─── Data in this exercise ───

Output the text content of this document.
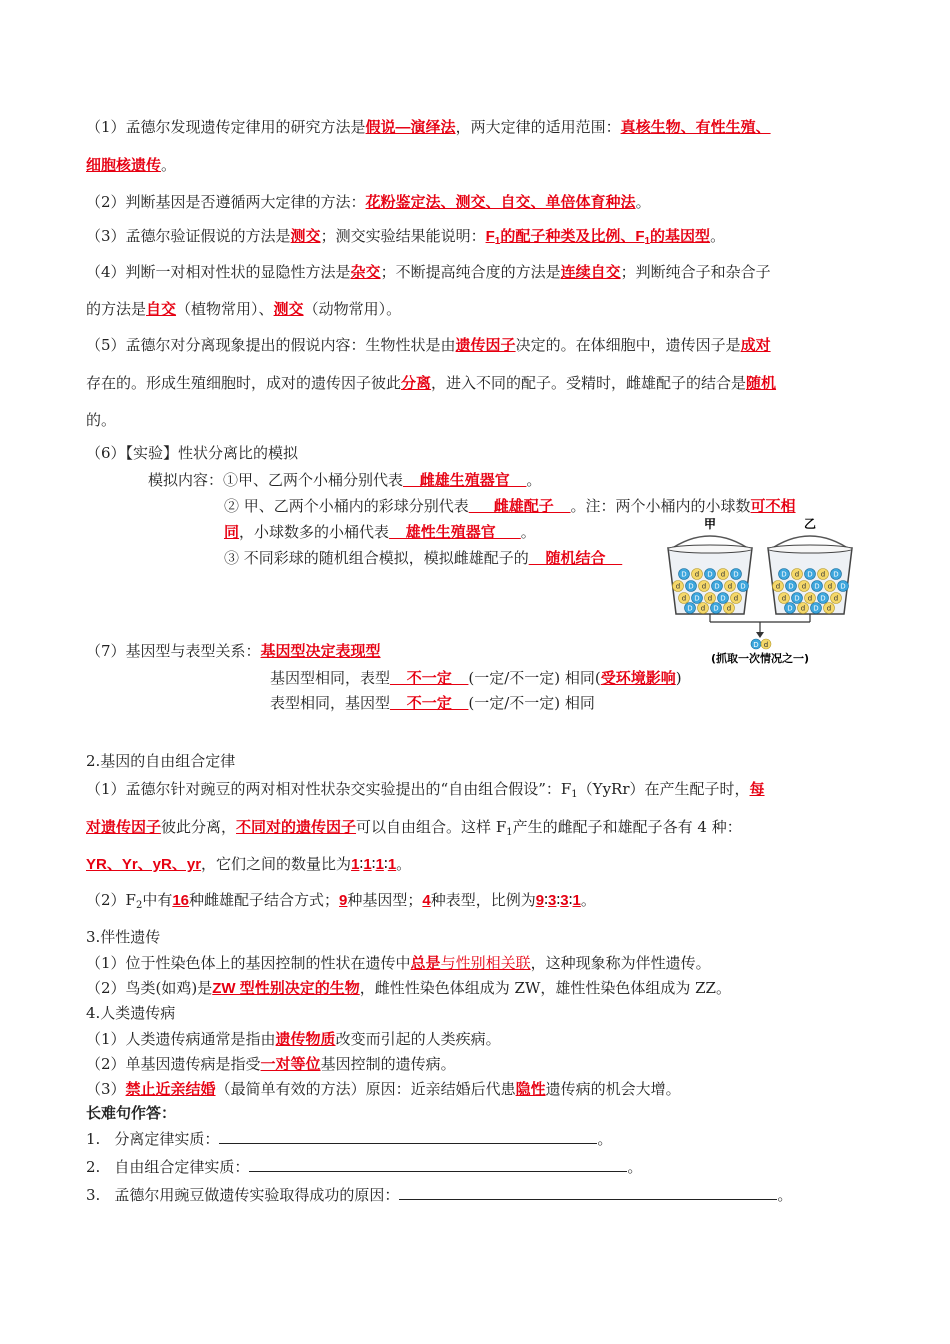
（1）孟德尔发现遗传定律用的研究方法是假说—演绎法，两大定律的适用范围：真核生物、有性生殖、
细胞核遗传。
（2）判断基因是否遵循两大定律的方法：花粉鉴定法、测交、自交、单倍体育种法。
（3）孟德尔验证假说的方法是测交；测交实验结果能说明：$F_1$的配子种类及比例、$F_1$的基因型。
（4）判断一对相对性状的显隐性方法是杂交；不断提高纯合度的方法是连续自交；判断纯合子和杂合子
的方法是自交（植物常用）、测交（动物常用）。
（5）孟德尔对分离现象提出的假说内容：生物性状是由遗传因子决定的。在体细胞中，遗传因子是成对
存在的。形成生殖细胞时，成对的遗传因子彼此分离，进入不同的配子。受精时，雌雄配子的结合是随机
的。
（6）【实验】性状分离比的模拟
模拟内容：①甲、乙两个小桶分别代表__雌雄生殖器官__。
② 甲、乙两个小桶内的彩球分别代表___雌雄配子__。注：两个小桶内的小球数可不相
同，小球数多的小桶代表__雄性生殖器官___。
③ 不同彩球的随机组合模拟，模拟雌雄配子的__随机结合__
甲	乙
D d D d D
d D d D d D
d D d D d
D d D d
D d D d D
d D d D d D
d D d D d
D d D d
D d
(抓取一次情况之一)
（7）基因型与表型关系：基因型决定表现型
基因型相同，表型__不一定__(一定/不一定) 相同(受环境影响)
表型相同，基因型__不一定__(一定/不一定) 相同
2.基因的自由组合定律
（1）孟德尔针对豌豆的两对相对性状杂交实验提出的“自由组合假设”：$F_1(YyRr)$在产生配子时，每
对遗传因子彼此分离，不同对的遗传因子可以自由组合。这样 $F_1$产生的雌配子和雄配子各有 4 种：
YR、Yr、yR、yr，它们之间的数量比为1∶1∶1∶1。
$(2)F_2$中有16种雌雄配子结合方式；9种基因型；4种表型，比例为9∶3∶3∶1。
3.伴性遗传
（1）位于性染色体上的基因控制的性状在遗传中总是与性别相关联，这种现象称为伴性遗传。
（2）鸟类(如鸡)是ZW 型性别决定的生物，雌性性染色体组成为 ZW，雄性性染色体组成为 ZZ。
4.人类遗传病
（1）人类遗传病通常是指由遗传物质改变而引起的人类疾病。
（2）单基因遗传病是指受一对等位基因控制的遗传病。
（3）禁止近亲结婚（最简单有效的方法）原因：近亲结婚后代患隐性遗传病的机会大增。
长难句作答：
1. 分离定律实质：	。
2. 自由组合定律实质：	。
3. 孟德尔用豌豆做遗传实验取得成功的原因：	。
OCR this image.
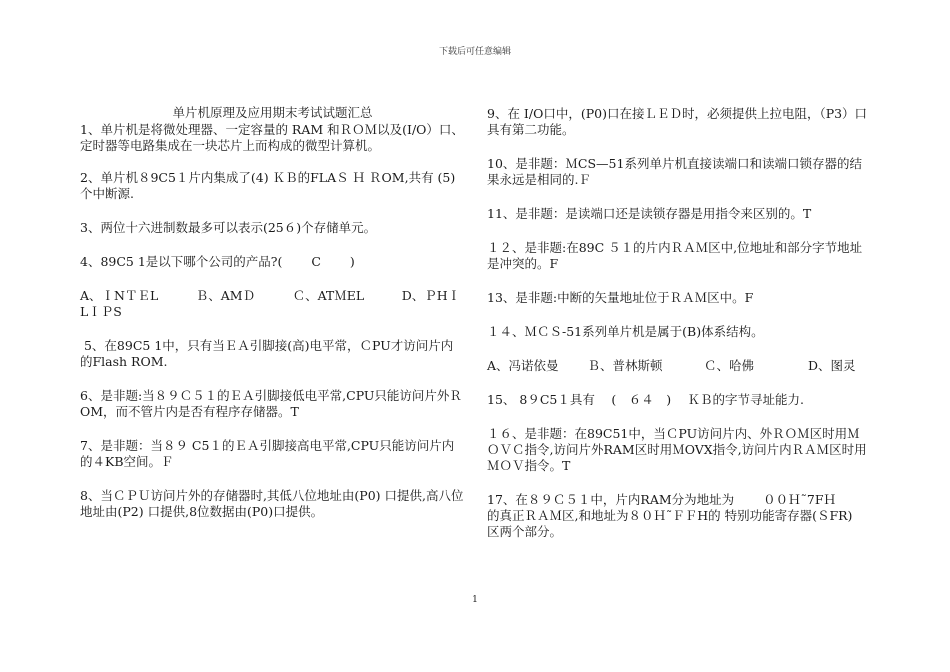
下载后可任意编辑

单片机原理及应用期末考试试题汇总

1、单片机是将微处理器、一定容量的 RAM 和ＲＯＭ以及(I/O）口、定时器等电路集成在一块芯片上而构成的微型计算机。

2、单片机８9C5１片内集成了(4) ＫＢ的FLAＳ Ｈ ＲOM,共有 (5)个中断源.

3、两位十六进制数最多可以表示(25６)个存储单元。

4、89C5 1是以下哪个公司的产品?(　　 C　　 )

A、ＩNＴＥL　　　Ｂ、AMＤ　　　Ｃ、ATＭEL　　　D、ＰHＩLＩＰS

5、在89C5 1中，只有当ＥＡ引脚接(高)电平常，ＣPU才访问片内的Flash ROM.

6、是非题:当８９Ｃ５１的ＥＡ引脚接低电平常,CPU只能访问片外ＲOM，而不管片内是否有程序存储器。T

7、是非题：当８９ C5１的ＥＡ引脚接高电平常,CPU只能访问片内的４KB空间。Ｆ

8、当ＣＰＵ访问片外的存储器时,其低八位地址由(P0) 口提供,高八位地址由(P2) 口提供,8位数据由(P0)口提供。

9、在 I/O口中，(P0)口在接ＬＥＤ时，必须提供上拉电阻，（P3）口具有第二功能。

10、是非题：ＭCS—51系列单片机直接读端口和读端口锁存器的结果永远是相同的.Ｆ

11、是非题：是读端口还是读锁存器是用指令来区别的。T

１２、是非题:在89C ５１的片内ＲＡＭ区中,位地址和部分字节地址是冲突的。F

13、是非题:中断的矢量地址位于ＲＡＭ区中。F

１４、ＭＣＳ-51系列单片机是属于(B)体系结构。

A、冯诺依曼　　 Ｂ、普林斯顿　　　 Ｃ、哈佛　　　　 D、图灵

15、 8９C5１具有　 (　６４　)　 ＫＢ的字节寻址能力.

１６、是非题：在89C51中，当ＣPU访问片内、外ＲＯＭ区时用ＭＯＶＣ指令,访问片外RAM区时用ＭOVX指令,访问片内ＲＡＭ区时用ＭＯＶ指令。T

17、在８９Ｃ５１中，片内RAM分为地址为　　 ００Ｈ˜7FＨ　　 的真正ＲＡＭ区,和地址为８０Ｈ˜ＦＦH的 特别功能寄存器(ＳFR)　区两个部分。

1
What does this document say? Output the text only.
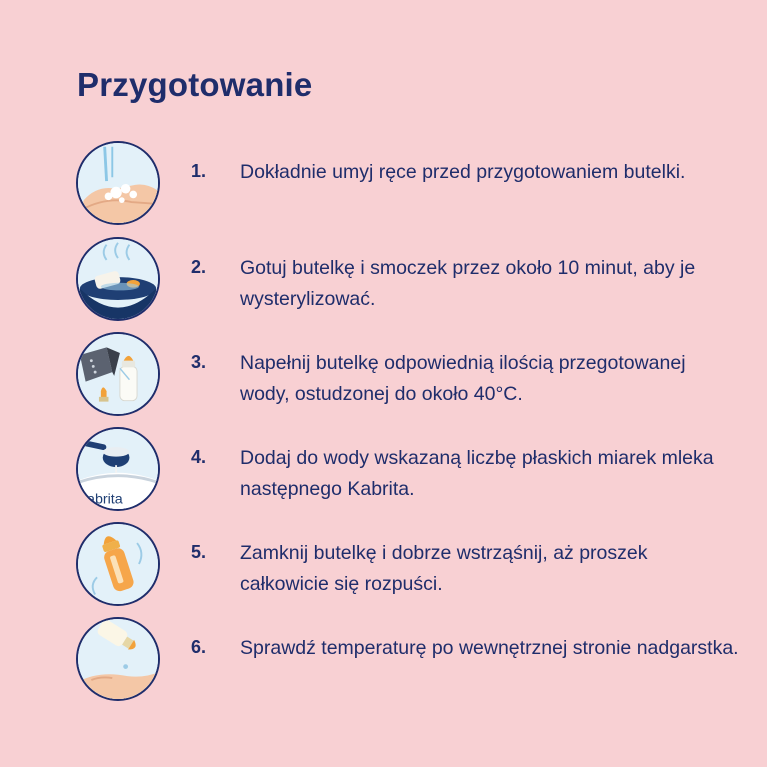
Przygotowanie
1. Dokładnie umyj ręce przed przygotowaniem butelki.
2. Gotuj butelkę i smoczek przez około 10 minut, aby je wysterylizować.
3. Napełnij butelkę odpowiednią ilością przegotowanej wody, ostudzonej do około 40°C.
kabrita
4. Dodaj do wody wskazaną liczbę płaskich miarek mleka następnego Kabrita.
5. Zamknij butelkę i dobrze wstrząśnij, aż proszek całkowicie się rozpuści.
6. Sprawdź temperaturę po wewnętrznej stronie nadgarstka.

───

Problem description: Find "text". Copy every line it occurs in.

Answer to this problem:
Output the text content of this document.
What does this document say? Output the text only.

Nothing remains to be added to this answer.